**Enunciado A**
Reescribe como lista numerada las líneas del listado que van desde su comienzo hasta la que contiene "The aperture 222 is at (790, 566).", ambas incluidas, y omite las líneas en blanco.

**Documento fuente**

En su condena a nuevos hechos de violencia perpetrados por estudiantes secundarios en Santiago en días recientes, el gobernador de la Región Metropolitana, Claudio Orrego, señaló que para ponerle fin a esta escalada es necesario que los adultos empiecen a actuar como adultos. En el lenguaje de hace tan solo una o dos décadas, la sugerencia del gobernador hubiera sido automáticamente entendida por la gran mayoría de nosotros. Los adultos mandaban, educaban, definían el curso del debate público y protegían a las generaciones menores de las vicisitudes de una realidad nunca exenta de riesgos. Este orden de cosas no era propio del neoliberalismo, el capitalismo, ni la sociedad urbana moderna, sino de formas de organización social y cultural de data muchísimo más antigua. La distribución de roles entre generaciones del modo descrito anteriormente es casi tan antigua como la existencia de la cultura en el ser humano y ha acompañado nuestra evolución como especie animal quizás desde antes de que fuéramos Homo Sapiens.

En el ambiente cultural de hoy, los roles de las distintas generaciones que conviven en nuestra sociedad no son tan claros y la frustración del gobernador ante los hechos de violencia protagonizados por adolescentes es en parte reflejo de una cuestión de muchísima mayor profundidad que lo que la discusión contingente permite apreciar. En una época no muy lejana, niños y adolescentes se formaban universalmente para enfrentar una vida adulta en la que uno de los fines primordiales era la reproducción y, por ende, la responsabilidad en la supervivencia, protección y orientación de las nuevas generaciones. Una vez en la adultez, estas personas en general asumían este rol y, con las variaciones inevitables de un mundo que siempre cambia, transmitían los mismos valores y principios rectores de vida a las generaciones que los seguían. La cultura de la adultez, por lo mismo, ha estado históricamente orientada por el principio ético de la responsabilidad hacia otros, principalmente en el seno de la propia familia. Extrapolado este principio a la interacción social fuera del círculo de parentesco más cercano, el resultado era, en general, un orden social y cultural en que las generaciones mayores eran responsables del curso de los asuntos que constituían lo público o, en sociedades más pequeñas, lo común.

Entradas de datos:
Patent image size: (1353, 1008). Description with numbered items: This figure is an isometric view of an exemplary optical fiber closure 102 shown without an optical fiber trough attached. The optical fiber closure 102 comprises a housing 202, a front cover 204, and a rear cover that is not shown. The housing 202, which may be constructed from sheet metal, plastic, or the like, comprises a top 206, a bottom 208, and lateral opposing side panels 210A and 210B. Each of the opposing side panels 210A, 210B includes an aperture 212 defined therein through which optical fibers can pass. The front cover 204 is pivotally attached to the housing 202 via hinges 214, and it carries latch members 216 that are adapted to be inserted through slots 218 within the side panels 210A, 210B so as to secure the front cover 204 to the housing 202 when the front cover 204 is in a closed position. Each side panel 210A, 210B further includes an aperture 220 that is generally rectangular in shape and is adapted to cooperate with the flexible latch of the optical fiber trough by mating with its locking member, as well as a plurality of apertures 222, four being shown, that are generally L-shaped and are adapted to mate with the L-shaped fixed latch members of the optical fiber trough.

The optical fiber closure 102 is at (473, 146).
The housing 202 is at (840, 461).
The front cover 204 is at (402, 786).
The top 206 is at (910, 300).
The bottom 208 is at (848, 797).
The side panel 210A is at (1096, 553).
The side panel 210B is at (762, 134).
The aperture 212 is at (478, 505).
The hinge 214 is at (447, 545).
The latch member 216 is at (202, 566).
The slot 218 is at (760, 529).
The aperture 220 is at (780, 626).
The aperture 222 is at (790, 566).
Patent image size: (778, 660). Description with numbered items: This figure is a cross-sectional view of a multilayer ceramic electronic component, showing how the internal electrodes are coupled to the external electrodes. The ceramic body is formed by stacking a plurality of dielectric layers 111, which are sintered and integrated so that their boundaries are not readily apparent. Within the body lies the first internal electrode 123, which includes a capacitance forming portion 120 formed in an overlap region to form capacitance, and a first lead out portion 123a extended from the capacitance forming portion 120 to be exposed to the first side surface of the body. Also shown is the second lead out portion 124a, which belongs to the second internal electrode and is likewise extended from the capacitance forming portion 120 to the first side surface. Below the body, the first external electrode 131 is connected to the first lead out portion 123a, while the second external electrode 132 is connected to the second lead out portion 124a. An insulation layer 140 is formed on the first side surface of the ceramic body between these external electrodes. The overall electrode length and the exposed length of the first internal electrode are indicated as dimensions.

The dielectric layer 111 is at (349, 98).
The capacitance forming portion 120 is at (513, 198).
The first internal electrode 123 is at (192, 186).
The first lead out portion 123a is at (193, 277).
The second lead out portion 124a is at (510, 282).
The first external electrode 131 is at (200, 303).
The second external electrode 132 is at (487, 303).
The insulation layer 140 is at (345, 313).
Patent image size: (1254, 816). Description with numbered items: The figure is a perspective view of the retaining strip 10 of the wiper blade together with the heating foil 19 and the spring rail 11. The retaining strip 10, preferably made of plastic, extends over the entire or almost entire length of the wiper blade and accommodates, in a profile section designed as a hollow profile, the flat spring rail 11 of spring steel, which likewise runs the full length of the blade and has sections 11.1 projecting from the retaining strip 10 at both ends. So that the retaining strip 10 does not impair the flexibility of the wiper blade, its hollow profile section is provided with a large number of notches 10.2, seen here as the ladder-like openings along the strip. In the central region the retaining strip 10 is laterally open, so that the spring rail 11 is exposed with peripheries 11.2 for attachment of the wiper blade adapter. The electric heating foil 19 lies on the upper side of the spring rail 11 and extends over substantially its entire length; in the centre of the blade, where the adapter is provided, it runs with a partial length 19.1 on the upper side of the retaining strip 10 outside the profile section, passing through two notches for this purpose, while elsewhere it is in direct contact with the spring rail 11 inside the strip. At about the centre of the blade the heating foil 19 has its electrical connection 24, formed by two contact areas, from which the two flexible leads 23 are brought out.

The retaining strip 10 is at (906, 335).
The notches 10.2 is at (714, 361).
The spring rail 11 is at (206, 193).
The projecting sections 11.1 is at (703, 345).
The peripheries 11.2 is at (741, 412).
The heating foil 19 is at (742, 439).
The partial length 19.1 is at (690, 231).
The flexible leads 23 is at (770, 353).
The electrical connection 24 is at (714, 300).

**Enunciado B**
Indica si cada afirmación concuerda con el documento fuente. Responde sí o no y cita las palabras exactas del documento que lo deciden.
(i) Claudio Orrego es gobernador de la Región Metropolitana.
(ii) El documento presenta el reparto de roles entre generaciones como algo propio del neoliberalismo.
(iii) Según el documento, la cultura de la adultez ha estado orientada por el principio de la responsabilidad hacia otros.

**Respuesta A**
1. Patent image size: (1353, 1008). Description with numbered items: This figure is an isometric view of an exemplary optical fiber closure 102 shown without an optical fiber trough attached. The optical fiber closure 102 comprises a housing 202, a front cover 204, and a rear cover that is not shown. The housing 202, which may be constructed from sheet metal, plastic, or the like, comprises a top 206, a bottom 208, and lateral opposing side panels 210A and 210B. Each of the opposing side panels 210A, 210B includes an aperture 212 defined therein through which optical fibers can pass. The front cover 204 is pivotally attached to the housing 202 via hinges 214, and it carries latch members 216 that are adapted to be inserted through slots 218 within the side panels 210A, 210B so as to secure the front cover 204 to the housing 202 when the front cover 204 is in a closed position. Each side panel 210A, 210B further includes an aperture 220 that is generally rectangular in shape and is adapted to cooperate with the flexible latch of the optical fiber trough by mating with its locking member, as well as a plurality of apertures 222, four being shown, that are generally L-shaped and are adapted to mate with the L-shaped fixed latch members of the optical fiber trough.
2. The optical fiber closure 102 is at (473, 146).
3. The housing 202 is at (840, 461).
4. The front cover 204 is at (402, 786).
5. The top 206 is at (910, 300).
6. The bottom 208 is at (848, 797).
7. The side panel 210A is at (1096, 553).
8. The side panel 210B is at (762, 134).
9. The aperture 212 is at (478, 505).
10. The hinge 214 is at (447, 545).
11. The latch member 216 is at (202, 566).
12. The slot 218 is at (760, 529).
13. The aperture 220 is at (780, 626).
14. The aperture 222 is at (790, 566).

**Respuesta B**
(i) Sí: "el gobernador de la Región Metropolitana, Claudio Orrego".
(ii) No: "Este orden de cosas no era propio del neoliberalismo, el capitalismo, ni la sociedad urbana moderna".
(iii) Sí: "La cultura de la adultez, por lo mismo, ha estado históricamente orientada por el principio ético de la responsabilidad hacia otros".